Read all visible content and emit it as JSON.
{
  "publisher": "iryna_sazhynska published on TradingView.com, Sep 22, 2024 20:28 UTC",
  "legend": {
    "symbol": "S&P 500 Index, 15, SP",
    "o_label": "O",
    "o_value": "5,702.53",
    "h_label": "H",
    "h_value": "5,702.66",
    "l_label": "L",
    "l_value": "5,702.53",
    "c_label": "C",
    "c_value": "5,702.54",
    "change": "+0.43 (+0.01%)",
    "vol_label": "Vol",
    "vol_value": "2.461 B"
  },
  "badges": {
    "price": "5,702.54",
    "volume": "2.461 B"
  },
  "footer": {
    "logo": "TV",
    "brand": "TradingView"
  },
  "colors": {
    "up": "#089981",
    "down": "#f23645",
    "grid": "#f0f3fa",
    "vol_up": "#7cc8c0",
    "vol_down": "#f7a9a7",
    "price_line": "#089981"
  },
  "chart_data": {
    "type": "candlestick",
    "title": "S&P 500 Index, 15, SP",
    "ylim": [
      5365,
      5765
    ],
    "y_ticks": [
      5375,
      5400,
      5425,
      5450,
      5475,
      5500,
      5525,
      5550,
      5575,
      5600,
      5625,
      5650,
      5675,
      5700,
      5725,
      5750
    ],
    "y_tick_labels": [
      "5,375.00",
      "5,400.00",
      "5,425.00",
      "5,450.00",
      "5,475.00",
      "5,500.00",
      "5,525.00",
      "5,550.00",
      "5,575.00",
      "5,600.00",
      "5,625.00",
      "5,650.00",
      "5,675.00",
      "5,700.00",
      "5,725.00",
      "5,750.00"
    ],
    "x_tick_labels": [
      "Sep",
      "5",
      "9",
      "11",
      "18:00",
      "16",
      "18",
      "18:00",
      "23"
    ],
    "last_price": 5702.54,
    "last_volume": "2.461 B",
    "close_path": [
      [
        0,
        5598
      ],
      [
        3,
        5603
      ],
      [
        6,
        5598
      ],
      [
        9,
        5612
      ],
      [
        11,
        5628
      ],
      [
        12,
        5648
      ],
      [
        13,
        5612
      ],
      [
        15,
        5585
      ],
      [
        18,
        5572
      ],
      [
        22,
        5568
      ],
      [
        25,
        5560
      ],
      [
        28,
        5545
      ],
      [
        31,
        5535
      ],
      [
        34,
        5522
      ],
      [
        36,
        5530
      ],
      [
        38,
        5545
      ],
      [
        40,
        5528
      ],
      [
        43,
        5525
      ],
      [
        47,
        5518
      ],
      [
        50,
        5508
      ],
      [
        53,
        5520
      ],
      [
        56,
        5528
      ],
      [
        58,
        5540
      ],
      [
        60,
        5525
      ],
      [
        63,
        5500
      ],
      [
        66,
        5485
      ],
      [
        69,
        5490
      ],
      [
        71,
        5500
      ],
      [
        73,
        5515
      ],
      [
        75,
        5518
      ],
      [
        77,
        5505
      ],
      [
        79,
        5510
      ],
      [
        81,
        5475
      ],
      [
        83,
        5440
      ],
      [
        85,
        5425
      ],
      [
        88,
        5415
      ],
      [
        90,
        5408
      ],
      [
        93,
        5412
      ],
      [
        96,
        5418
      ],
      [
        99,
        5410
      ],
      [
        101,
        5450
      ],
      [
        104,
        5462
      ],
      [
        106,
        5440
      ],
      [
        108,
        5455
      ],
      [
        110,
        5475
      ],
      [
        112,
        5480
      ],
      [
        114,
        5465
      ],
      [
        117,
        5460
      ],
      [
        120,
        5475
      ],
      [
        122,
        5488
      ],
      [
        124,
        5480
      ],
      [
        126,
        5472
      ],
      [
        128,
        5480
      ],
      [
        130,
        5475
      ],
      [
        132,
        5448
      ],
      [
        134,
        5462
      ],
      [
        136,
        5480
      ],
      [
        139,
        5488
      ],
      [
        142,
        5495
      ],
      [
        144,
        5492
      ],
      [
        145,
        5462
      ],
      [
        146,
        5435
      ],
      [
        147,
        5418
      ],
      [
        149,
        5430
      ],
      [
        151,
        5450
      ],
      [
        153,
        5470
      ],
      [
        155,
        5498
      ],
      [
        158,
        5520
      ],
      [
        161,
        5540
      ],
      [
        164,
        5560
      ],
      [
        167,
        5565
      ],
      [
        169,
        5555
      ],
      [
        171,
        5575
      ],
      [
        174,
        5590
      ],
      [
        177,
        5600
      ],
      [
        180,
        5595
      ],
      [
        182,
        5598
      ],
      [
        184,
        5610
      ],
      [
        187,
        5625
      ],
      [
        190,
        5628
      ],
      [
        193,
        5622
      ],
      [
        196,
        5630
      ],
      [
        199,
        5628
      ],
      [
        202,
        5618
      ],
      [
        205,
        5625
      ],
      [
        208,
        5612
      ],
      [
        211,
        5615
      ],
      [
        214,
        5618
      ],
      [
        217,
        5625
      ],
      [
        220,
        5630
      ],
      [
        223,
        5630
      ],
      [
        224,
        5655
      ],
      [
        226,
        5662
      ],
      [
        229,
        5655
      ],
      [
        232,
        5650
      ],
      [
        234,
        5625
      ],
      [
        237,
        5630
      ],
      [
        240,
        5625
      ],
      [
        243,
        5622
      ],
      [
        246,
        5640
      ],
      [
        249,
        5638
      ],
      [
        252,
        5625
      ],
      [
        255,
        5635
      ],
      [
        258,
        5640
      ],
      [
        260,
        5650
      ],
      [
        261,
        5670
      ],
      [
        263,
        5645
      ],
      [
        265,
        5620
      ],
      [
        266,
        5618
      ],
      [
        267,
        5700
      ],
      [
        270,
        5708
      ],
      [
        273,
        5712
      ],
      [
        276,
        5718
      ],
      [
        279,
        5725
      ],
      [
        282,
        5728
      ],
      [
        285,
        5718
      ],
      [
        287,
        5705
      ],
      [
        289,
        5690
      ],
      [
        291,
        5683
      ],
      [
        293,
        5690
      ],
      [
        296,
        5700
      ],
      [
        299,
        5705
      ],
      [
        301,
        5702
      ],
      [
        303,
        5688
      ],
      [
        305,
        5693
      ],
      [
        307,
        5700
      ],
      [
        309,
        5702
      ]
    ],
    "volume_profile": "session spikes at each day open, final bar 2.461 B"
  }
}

===============

■ GOAL:
Make an exact copy of every entry.

■ RESPONSE:
Read all visible content and emit it as JSON.
{
  "publisher": "iryna_sazhynska published on TradingView.com, Sep 22, 2024 20:28 UTC",
  "legend": {
    "symbol": "S&P 500 Index, 15, SP",
    "o_label": "O",
    "o_value": "5,702.53",
    "h_label": "H",
    "h_value": "5,702.66",
    "l_label": "L",
    "l_value": "5,702.53",
    "c_label": "C",
    "c_value": "5,702.54",
    "change": "+0.43 (+0.01%)",
    "vol_label": "Vol",
    "vol_value": "2.461 B"
  },
  "badges": {
    "price": "5,702.54",
    "volume": "2.461 B"
  },
  "footer": {
    "logo": "TV",
    "brand": "TradingView"
  },
  "colors": {
    "up": "#089981",
    "down": "#f23645",
    "grid": "#f0f3fa",
    "vol_up": "#7cc8c0",
    "vol_down": "#f7a9a7",
    "price_line": "#089981"
  },
  "chart_data": {
    "type": "candlestick",
    "title": "S&P 500 Index, 15, SP",
    "ylim": [
      5365,
      5765
    ],
    "y_ticks": [
      5375,
      5400,
      5425,
      5450,
      5475,
      5500,
      5525,
      5550,
      5575,
      5600,
      5625,
      5650,
      5675,
      5700,
      5725,
      5750
    ],
    "y_tick_labels": [
      "5,375.00",
      "5,400.00",
      "5,425.00",
      "5,450.00",
      "5,475.00",
      "5,500.00",
      "5,525.00",
      "5,550.00",
      "5,575.00",
      "5,600.00",
      "5,625.00",
      "5,650.00",
      "5,675.00",
      "5,700.00",
      "5,725.00",
      "5,750.00"
    ],
    "x_tick_labels": [
      "Sep",
      "5",
      "9",
      "11",
      "18:00",
      "16",
      "18",
      "18:00",
      "23"
    ],
    "last_price": 5702.54,
    "last_volume": "2.461 B",
    "close_path": [
      [
        0,
        5598
      ],
      [
        3,
        5603
      ],
      [
        6,
        5598
      ],
      [
        9,
        5612
      ],
      [
        11,
        5628
      ],
      [
        12,
        5648
      ],
      [
        13,
        5612
      ],
      [
        15,
        5585
      ],
      [
        18,
        5572
      ],
      [
        22,
        5568
      ],
      [
        25,
        5560
      ],
      [
        28,
        5545
      ],
      [
        31,
        5535
      ],
      [
        34,
        5522
      ],
      [
        36,
        5530
      ],
      [
        38,
        5545
      ],
      [
        40,
        5528
      ],
      [
        43,
        5525
      ],
      [
        47,
        5518
      ],
      [
        50,
        5508
      ],
      [
        53,
        5520
      ],
      [
        56,
        5528
      ],
      [
        58,
        5540
      ],
      [
        60,
        5525
      ],
      [
        63,
        5500
      ],
      [
        66,
        5485
      ],
      [
        69,
        5490
      ],
      [
        71,
        5500
      ],
      [
        73,
        5515
      ],
      [
        75,
        5518
      ],
      [
        77,
        5505
      ],
      [
        79,
        5510
      ],
      [
        81,
        5475
      ],
      [
        83,
        5440
      ],
      [
        85,
        5425
      ],
      [
        88,
        5415
      ],
      [
        90,
        5408
      ],
      [
        93,
        5412
      ],
      [
        96,
        5418
      ],
      [
        99,
        5410
      ],
      [
        101,
        5450
      ],
      [
        104,
        5462
      ],
      [
        106,
        5440
      ],
      [
        108,
        5455
      ],
      [
        110,
        5475
      ],
      [
        112,
        5480
      ],
      [
        114,
        5465
      ],
      [
        117,
        5460
      ],
      [
        120,
        5475
      ],
      [
        122,
        5488
      ],
      [
        124,
        5480
      ],
      [
        126,
        5472
      ],
      [
        128,
        5480
      ],
      [
        130,
        5475
      ],
      [
        132,
        5448
      ],
      [
        134,
        5462
      ],
      [
        136,
        5480
      ],
      [
        139,
        5488
      ],
      [
        142,
        5495
      ],
      [
        144,
        5492
      ],
      [
        145,
        5462
      ],
      [
        146,
        5435
      ],
      [
        147,
        5418
      ],
      [
        149,
        5430
      ],
      [
        151,
        5450
      ],
      [
        153,
        5470
      ],
      [
        155,
        5498
      ],
      [
        158,
        5520
      ],
      [
        161,
        5540
      ],
      [
        164,
        5560
      ],
      [
        167,
        5565
      ],
      [
        169,
        5555
      ],
      [
        171,
        5575
      ],
      [
        174,
        5590
      ],
      [
        177,
        5600
      ],
      [
        180,
        5595
      ],
      [
        182,
        5598
      ],
      [
        184,
        5610
      ],
      [
        187,
        5625
      ],
      [
        190,
        5628
      ],
      [
        193,
        5622
      ],
      [
        196,
        5630
      ],
      [
        199,
        5628
      ],
      [
        202,
        5618
      ],
      [
        205,
        5625
      ],
      [
        208,
        5612
      ],
      [
        211,
        5615
      ],
      [
        214,
        5618
      ],
      [
        217,
        5625
      ],
      [
        220,
        5630
      ],
      [
        223,
        5630
      ],
      [
        224,
        5655
      ],
      [
        226,
        5662
      ],
      [
        229,
        5655
      ],
      [
        232,
        5650
      ],
      [
        234,
        5625
      ],
      [
        237,
        5630
      ],
      [
        240,
        5625
      ],
      [
        243,
        5622
      ],
      [
        246,
        5640
      ],
      [
        249,
        5638
      ],
      [
        252,
        5625
      ],
      [
        255,
        5635
      ],
      [
        258,
        5640
      ],
      [
        260,
        5650
      ],
      [
        261,
        5670
      ],
      [
        263,
        5645
      ],
      [
        265,
        5620
      ],
      [
        266,
        5618
      ],
      [
        267,
        5700
      ],
      [
        270,
        5708
      ],
      [
        273,
        5712
      ],
      [
        276,
        5718
      ],
      [
        279,
        5725
      ],
      [
        282,
        5728
      ],
      [
        285,
        5718
      ],
      [
        287,
        5705
      ],
      [
        289,
        5690
      ],
      [
        291,
        5683
      ],
      [
        293,
        5690
      ],
      [
        296,
        5700
      ],
      [
        299,
        5705
      ],
      [
        301,
        5702
      ],
      [
        303,
        5688
      ],
      [
        305,
        5693
      ],
      [
        307,
        5700
      ],
      [
        309,
        5702
      ]
    ],
    "volume_profile": "session spikes at each day open, final bar 2.461 B"
  }
}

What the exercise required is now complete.